**Data supplied:**
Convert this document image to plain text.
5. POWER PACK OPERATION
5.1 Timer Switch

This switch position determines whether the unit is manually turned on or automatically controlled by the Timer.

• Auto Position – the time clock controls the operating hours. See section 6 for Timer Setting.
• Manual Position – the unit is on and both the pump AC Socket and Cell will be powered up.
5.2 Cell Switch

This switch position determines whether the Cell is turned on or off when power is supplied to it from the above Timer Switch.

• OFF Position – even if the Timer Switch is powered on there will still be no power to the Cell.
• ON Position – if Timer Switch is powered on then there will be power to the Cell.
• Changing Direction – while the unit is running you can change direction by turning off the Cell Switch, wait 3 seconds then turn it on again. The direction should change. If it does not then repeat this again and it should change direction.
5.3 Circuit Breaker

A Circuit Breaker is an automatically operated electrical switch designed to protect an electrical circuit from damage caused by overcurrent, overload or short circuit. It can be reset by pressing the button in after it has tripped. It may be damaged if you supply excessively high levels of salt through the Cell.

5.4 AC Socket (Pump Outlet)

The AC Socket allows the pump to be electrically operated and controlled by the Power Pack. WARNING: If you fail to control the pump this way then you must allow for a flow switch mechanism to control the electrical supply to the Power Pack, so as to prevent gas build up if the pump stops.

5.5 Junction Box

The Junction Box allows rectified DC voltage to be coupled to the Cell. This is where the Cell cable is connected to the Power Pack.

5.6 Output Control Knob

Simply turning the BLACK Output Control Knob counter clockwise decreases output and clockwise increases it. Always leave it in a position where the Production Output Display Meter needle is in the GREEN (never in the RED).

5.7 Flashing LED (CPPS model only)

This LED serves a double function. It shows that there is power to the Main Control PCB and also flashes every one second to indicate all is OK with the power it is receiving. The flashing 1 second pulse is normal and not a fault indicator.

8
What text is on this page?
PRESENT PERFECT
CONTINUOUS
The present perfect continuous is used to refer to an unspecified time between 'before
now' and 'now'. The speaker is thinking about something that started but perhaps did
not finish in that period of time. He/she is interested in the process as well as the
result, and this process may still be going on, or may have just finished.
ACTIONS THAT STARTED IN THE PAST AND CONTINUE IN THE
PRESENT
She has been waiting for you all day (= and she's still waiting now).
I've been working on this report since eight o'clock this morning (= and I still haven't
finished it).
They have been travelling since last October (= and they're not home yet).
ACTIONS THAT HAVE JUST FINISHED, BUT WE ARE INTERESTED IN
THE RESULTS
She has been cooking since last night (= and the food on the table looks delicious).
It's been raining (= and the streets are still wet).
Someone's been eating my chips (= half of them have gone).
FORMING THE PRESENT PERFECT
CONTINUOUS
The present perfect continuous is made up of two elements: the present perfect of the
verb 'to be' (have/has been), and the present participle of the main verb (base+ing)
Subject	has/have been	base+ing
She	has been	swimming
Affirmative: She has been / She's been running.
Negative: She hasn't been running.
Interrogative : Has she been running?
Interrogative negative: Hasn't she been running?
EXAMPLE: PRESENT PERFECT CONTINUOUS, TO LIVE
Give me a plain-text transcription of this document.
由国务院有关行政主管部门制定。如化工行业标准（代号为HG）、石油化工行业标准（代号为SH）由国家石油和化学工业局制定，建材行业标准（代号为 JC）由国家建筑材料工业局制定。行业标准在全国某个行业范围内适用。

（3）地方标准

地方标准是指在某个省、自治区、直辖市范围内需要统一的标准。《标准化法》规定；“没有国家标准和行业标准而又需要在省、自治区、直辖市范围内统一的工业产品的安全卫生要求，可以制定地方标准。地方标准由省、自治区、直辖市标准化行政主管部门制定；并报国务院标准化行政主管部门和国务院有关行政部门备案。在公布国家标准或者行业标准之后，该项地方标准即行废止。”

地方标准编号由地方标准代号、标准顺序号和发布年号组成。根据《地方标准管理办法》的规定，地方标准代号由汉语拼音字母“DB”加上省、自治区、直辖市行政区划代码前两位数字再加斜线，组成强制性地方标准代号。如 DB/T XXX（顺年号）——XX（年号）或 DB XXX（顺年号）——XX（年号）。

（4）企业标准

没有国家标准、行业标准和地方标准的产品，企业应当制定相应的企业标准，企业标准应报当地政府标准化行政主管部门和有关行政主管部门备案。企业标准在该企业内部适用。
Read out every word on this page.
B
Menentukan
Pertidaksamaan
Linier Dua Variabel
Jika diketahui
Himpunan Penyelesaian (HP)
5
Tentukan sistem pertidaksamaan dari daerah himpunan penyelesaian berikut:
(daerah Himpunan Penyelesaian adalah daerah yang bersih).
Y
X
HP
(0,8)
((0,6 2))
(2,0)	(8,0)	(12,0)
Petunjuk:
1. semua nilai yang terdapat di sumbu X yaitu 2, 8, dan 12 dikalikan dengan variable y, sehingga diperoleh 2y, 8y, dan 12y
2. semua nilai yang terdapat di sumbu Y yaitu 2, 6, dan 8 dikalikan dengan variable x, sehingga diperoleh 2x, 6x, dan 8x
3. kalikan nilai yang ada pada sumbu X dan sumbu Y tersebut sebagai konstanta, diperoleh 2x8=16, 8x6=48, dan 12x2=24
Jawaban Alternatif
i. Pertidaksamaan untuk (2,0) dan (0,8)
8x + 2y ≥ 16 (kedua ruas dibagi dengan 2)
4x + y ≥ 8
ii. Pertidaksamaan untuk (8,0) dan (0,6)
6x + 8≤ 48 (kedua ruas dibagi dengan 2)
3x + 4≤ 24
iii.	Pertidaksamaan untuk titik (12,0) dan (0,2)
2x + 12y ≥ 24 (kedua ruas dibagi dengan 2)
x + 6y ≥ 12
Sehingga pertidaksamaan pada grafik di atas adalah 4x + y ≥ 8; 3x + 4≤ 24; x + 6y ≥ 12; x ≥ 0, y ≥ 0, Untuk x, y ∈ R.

**Given problem:** Give all the entries again exactly; leave none out.

**Task solution:**
Convert this document image to plain text.
5. POWER PACK OPERATION
5.1 Timer Switch

This switch position determines whether the unit is manually turned on or automatically controlled by the Timer.

• Auto Position – the time clock controls the operating hours. See section 6 for Timer Setting.
• Manual Position – the unit is on and both the pump AC Socket and Cell will be powered up.
5.2 Cell Switch

This switch position determines whether the Cell is turned on or off when power is supplied to it from the above Timer Switch.

• OFF Position – even if the Timer Switch is powered on there will still be no power to the Cell.
• ON Position – if Timer Switch is powered on then there will be power to the Cell.
• Changing Direction – while the unit is running you can change direction by turning off the Cell Switch, wait 3 seconds then turn it on again. The direction should change. If it does not then repeat this again and it should change direction.
5.3 Circuit Breaker

A Circuit Breaker is an automatically operated electrical switch designed to protect an electrical circuit from damage caused by overcurrent, overload or short circuit. It can be reset by pressing the button in after it has tripped. It may be damaged if you supply excessively high levels of salt through the Cell.

5.4 AC Socket (Pump Outlet)

The AC Socket allows the pump to be electrically operated and controlled by the Power Pack. WARNING: If you fail to control the pump this way then you must allow for a flow switch mechanism to control the electrical supply to the Power Pack, so as to prevent gas build up if the pump stops.

5.5 Junction Box

The Junction Box allows rectified DC voltage to be coupled to the Cell. This is where the Cell cable is connected to the Power Pack.

5.6 Output Control Knob

Simply turning the BLACK Output Control Knob counter clockwise decreases output and clockwise increases it. Always leave it in a position where the Production Output Display Meter needle is in the GREEN (never in the RED).

5.7 Flashing LED (CPPS model only)

This LED serves a double function. It shows that there is power to the Main Control PCB and also flashes every one second to indicate all is OK with the power it is receiving. The flashing 1 second pulse is normal and not a fault indicator.

8
What text is on this page?
PRESENT PERFECT
CONTINUOUS
The present perfect continuous is used to refer to an unspecified time between 'before
now' and 'now'. The speaker is thinking about something that started but perhaps did
not finish in that period of time. He/she is interested in the process as well as the
result, and this process may still be going on, or may have just finished.
ACTIONS THAT STARTED IN THE PAST AND CONTINUE IN THE
PRESENT
She has been waiting for you all day (= and she's still waiting now).
I've been working on this report since eight o'clock this morning (= and I still haven't
finished it).
They have been travelling since last October (= and they're not home yet).
ACTIONS THAT HAVE JUST FINISHED, BUT WE ARE INTERESTED IN
THE RESULTS
She has been cooking since last night (= and the food on the table looks delicious).
It's been raining (= and the streets are still wet).
Someone's been eating my chips (= half of them have gone).
FORMING THE PRESENT PERFECT
CONTINUOUS
The present perfect continuous is made up of two elements: the present perfect of the
verb 'to be' (have/has been), and the present participle of the main verb (base+ing)
Subject	has/have been	base+ing
She	has been	swimming
Affirmative: She has been / She's been running.
Negative: She hasn't been running.
Interrogative : Has she been running?
Interrogative negative: Hasn't she been running?
EXAMPLE: PRESENT PERFECT CONTINUOUS, TO LIVE
Give me a plain-text transcription of this document.
由国务院有关行政主管部门制定。如化工行业标准（代号为HG）、石油化工行业标准（代号为SH）由国家石油和化学工业局制定，建材行业标准（代号为 JC）由国家建筑材料工业局制定。行业标准在全国某个行业范围内适用。

（3）地方标准

地方标准是指在某个省、自治区、直辖市范围内需要统一的标准。《标准化法》规定；“没有国家标准和行业标准而又需要在省、自治区、直辖市范围内统一的工业产品的安全卫生要求，可以制定地方标准。地方标准由省、自治区、直辖市标准化行政主管部门制定；并报国务院标准化行政主管部门和国务院有关行政部门备案。在公布国家标准或者行业标准之后，该项地方标准即行废止。”

地方标准编号由地方标准代号、标准顺序号和发布年号组成。根据《地方标准管理办法》的规定，地方标准代号由汉语拼音字母“DB”加上省、自治区、直辖市行政区划代码前两位数字再加斜线，组成强制性地方标准代号。如 DB/T XXX（顺年号）——XX（年号）或 DB XXX（顺年号）——XX（年号）。

（4）企业标准

没有国家标准、行业标准和地方标准的产品，企业应当制定相应的企业标准，企业标准应报当地政府标准化行政主管部门和有关行政主管部门备案。企业标准在该企业内部适用。
Read out every word on this page.
B
Menentukan
Pertidaksamaan
Linier Dua Variabel
Jika diketahui
Himpunan Penyelesaian (HP)
5
Tentukan sistem pertidaksamaan dari daerah himpunan penyelesaian berikut:
(daerah Himpunan Penyelesaian adalah daerah yang bersih).
Y
X
HP
(0,8)
((0,6 2))
(2,0)	(8,0)	(12,0)
Petunjuk:
1. semua nilai yang terdapat di sumbu X yaitu 2, 8, dan 12 dikalikan dengan variable y, sehingga diperoleh 2y, 8y, dan 12y
2. semua nilai yang terdapat di sumbu Y yaitu 2, 6, dan 8 dikalikan dengan variable x, sehingga diperoleh 2x, 6x, dan 8x
3. kalikan nilai yang ada pada sumbu X dan sumbu Y tersebut sebagai konstanta, diperoleh 2x8=16, 8x6=48, dan 12x2=24
Jawaban Alternatif
i. Pertidaksamaan untuk (2,0) dan (0,8)
8x + 2y ≥ 16 (kedua ruas dibagi dengan 2)
4x + y ≥ 8
ii. Pertidaksamaan untuk (8,0) dan (0,6)
6x + 8≤ 48 (kedua ruas dibagi dengan 2)
3x + 4≤ 24
iii.	Pertidaksamaan untuk titik (12,0) dan (0,2)
2x + 12y ≥ 24 (kedua ruas dibagi dengan 2)
x + 6y ≥ 12
Sehingga pertidaksamaan pada grafik di atas adalah 4x + y ≥ 8; 3x + 4≤ 24; x + 6y ≥ 12; x ≥ 0, y ≥ 0, Untuk x, y ∈ R.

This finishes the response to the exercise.